*EXERCISE DESCRIPTION:* Using the listing below, select the lines with the word "this" and copy them.

*DATA ENTRIES:*
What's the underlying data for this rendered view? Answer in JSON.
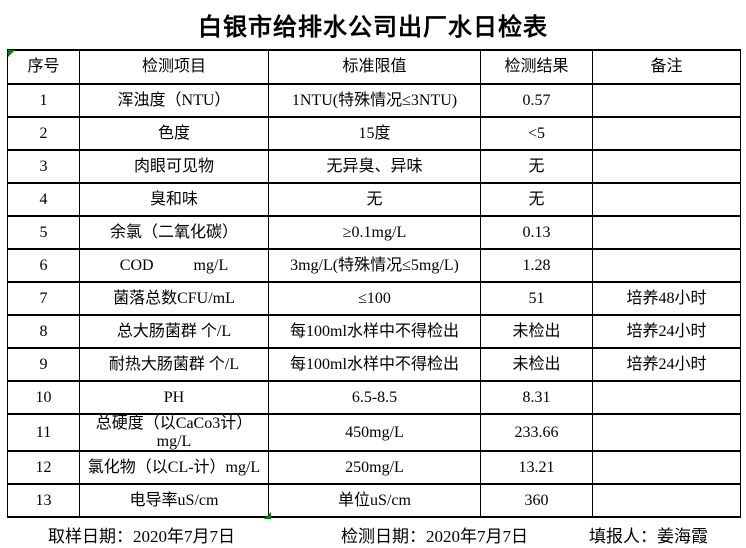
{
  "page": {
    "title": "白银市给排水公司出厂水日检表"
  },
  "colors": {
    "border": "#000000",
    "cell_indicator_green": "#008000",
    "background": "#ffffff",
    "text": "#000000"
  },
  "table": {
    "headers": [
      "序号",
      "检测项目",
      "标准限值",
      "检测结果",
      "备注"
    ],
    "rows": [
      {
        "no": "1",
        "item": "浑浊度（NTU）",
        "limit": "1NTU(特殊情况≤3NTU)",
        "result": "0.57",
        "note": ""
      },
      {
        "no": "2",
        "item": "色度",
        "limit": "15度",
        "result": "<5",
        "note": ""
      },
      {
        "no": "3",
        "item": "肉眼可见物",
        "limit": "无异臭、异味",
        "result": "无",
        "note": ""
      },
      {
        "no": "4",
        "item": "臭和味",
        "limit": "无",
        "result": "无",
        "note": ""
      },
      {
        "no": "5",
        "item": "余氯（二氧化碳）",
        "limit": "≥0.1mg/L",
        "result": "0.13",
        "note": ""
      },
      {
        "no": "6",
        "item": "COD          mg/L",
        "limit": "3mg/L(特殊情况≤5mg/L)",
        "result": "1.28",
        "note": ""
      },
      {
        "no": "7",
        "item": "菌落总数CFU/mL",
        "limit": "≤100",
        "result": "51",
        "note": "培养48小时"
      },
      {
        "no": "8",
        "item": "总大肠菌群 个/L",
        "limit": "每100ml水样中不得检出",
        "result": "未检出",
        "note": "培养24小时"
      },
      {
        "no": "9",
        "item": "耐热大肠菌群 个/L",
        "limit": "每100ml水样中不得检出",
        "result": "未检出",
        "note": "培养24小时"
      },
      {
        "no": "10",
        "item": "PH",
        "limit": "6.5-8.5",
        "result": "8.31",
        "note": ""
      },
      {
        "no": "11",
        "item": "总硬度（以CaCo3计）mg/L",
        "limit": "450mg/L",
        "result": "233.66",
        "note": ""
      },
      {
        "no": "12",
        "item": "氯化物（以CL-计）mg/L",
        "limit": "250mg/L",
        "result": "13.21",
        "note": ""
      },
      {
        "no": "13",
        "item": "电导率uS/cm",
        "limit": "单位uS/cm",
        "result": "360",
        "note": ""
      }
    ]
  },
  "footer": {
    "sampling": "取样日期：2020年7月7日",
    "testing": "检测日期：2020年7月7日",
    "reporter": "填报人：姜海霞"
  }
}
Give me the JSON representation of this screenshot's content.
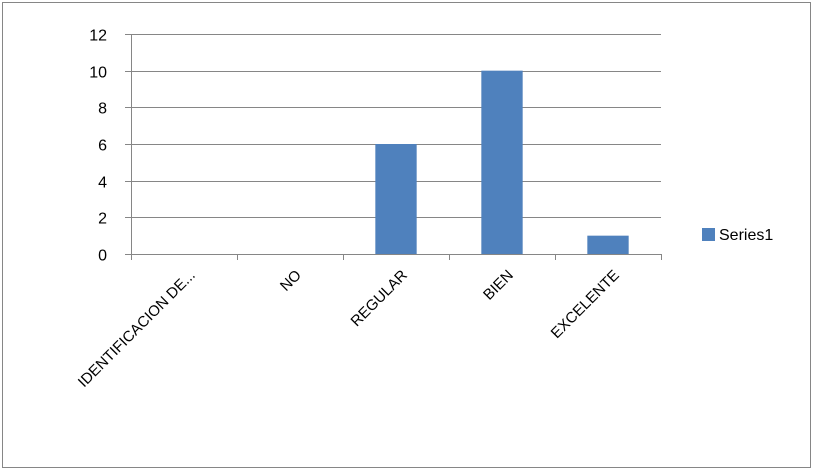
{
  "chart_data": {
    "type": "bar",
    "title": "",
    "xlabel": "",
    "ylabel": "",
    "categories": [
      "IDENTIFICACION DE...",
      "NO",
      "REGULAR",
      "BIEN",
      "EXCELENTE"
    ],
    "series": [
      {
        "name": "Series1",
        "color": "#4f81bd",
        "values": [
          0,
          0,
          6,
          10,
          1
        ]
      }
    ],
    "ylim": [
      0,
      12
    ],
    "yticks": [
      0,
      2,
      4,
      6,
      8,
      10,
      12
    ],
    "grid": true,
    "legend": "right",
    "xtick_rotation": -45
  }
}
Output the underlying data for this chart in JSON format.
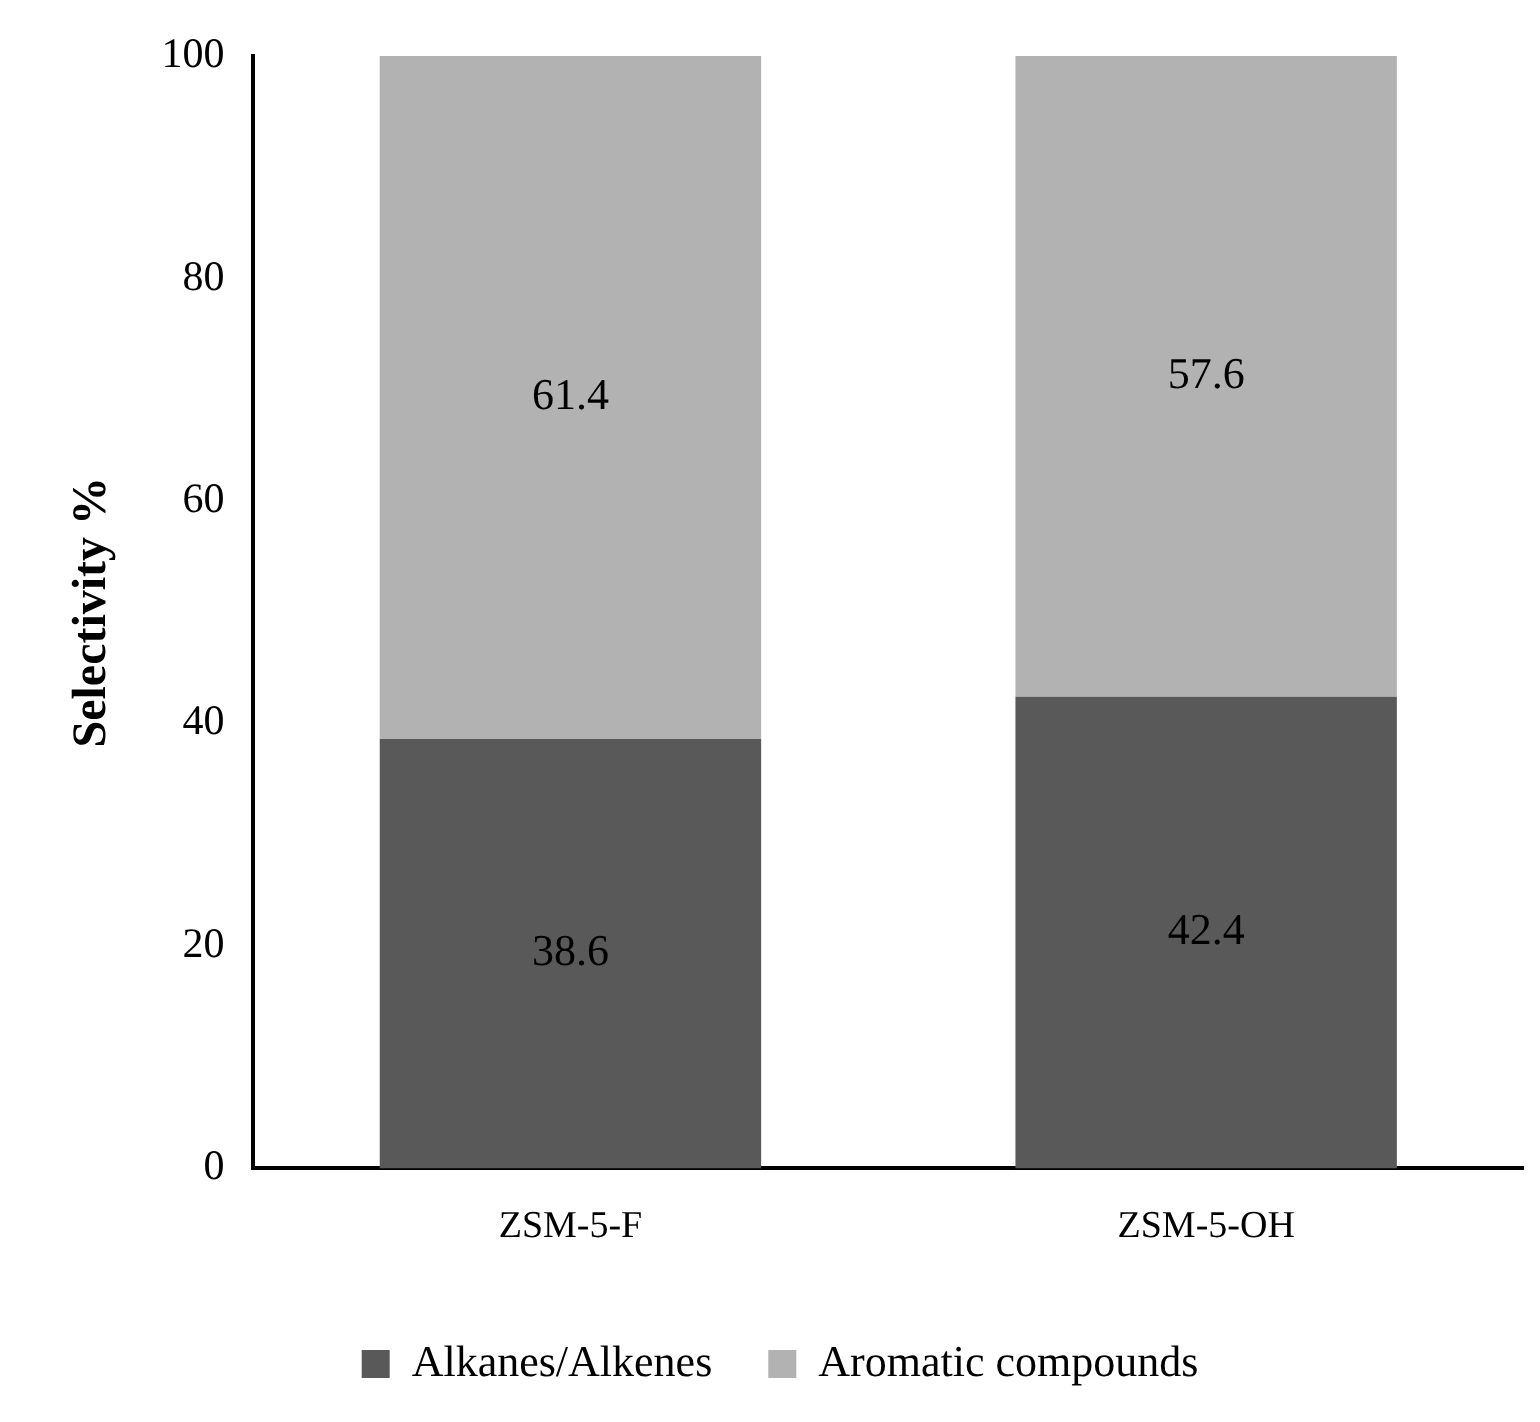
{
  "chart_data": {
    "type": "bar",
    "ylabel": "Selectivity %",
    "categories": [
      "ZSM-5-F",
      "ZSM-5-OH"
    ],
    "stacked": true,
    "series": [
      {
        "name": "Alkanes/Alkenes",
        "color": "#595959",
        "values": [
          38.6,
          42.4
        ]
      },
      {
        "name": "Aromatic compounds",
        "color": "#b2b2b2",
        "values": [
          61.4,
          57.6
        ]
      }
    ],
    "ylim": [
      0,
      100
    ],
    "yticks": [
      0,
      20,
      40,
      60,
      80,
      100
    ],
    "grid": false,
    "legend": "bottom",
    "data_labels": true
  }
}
==
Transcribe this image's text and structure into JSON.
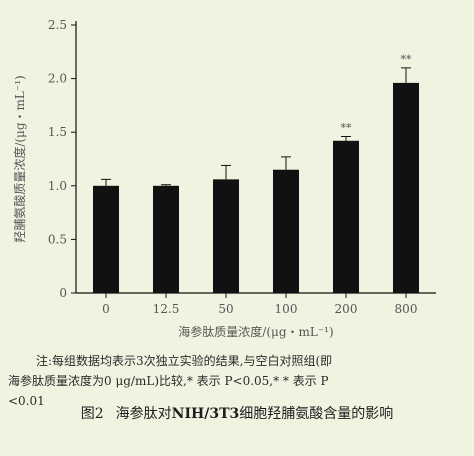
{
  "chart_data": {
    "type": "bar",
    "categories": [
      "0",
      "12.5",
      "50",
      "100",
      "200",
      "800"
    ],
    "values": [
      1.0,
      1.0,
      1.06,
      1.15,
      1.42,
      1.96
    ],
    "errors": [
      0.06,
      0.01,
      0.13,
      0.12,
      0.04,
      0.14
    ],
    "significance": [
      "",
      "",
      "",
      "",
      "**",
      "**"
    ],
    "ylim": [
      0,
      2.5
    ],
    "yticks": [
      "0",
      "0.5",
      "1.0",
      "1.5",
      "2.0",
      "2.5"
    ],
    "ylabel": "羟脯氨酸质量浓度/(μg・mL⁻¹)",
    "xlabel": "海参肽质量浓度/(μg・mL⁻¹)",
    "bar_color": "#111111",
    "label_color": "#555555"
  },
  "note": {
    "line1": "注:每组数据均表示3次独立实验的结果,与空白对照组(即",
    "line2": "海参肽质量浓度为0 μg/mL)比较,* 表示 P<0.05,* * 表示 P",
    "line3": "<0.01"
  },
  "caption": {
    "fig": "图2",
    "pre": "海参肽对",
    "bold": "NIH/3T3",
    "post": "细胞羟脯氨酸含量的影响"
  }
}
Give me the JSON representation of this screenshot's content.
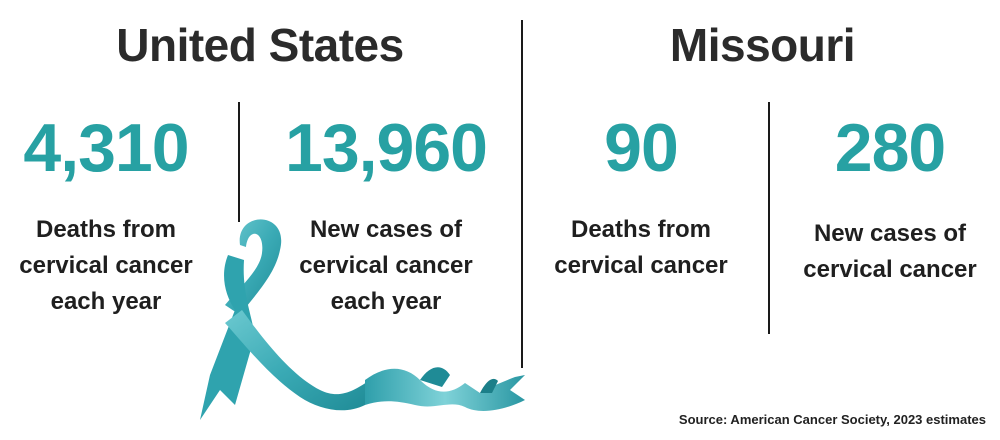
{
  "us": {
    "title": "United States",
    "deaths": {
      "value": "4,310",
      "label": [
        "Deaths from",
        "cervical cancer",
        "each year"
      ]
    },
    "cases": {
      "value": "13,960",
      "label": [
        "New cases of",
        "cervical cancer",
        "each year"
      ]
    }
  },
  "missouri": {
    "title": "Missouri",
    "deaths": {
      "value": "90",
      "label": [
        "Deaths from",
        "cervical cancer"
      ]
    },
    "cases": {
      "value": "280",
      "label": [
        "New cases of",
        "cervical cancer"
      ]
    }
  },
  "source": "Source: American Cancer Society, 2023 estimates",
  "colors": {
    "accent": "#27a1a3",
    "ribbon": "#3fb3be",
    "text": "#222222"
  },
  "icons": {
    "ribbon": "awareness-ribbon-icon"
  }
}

*EXERCISE SOLUTION:*
What's the underlying data for this rendered view? Answer in JSON.
Give me the JSON representation of this screenshot's content.
Output the underlying data for this chart in JSON format.
Transcribe this image's text and structure into JSON.
Give me the JSON representation of this screenshot's content.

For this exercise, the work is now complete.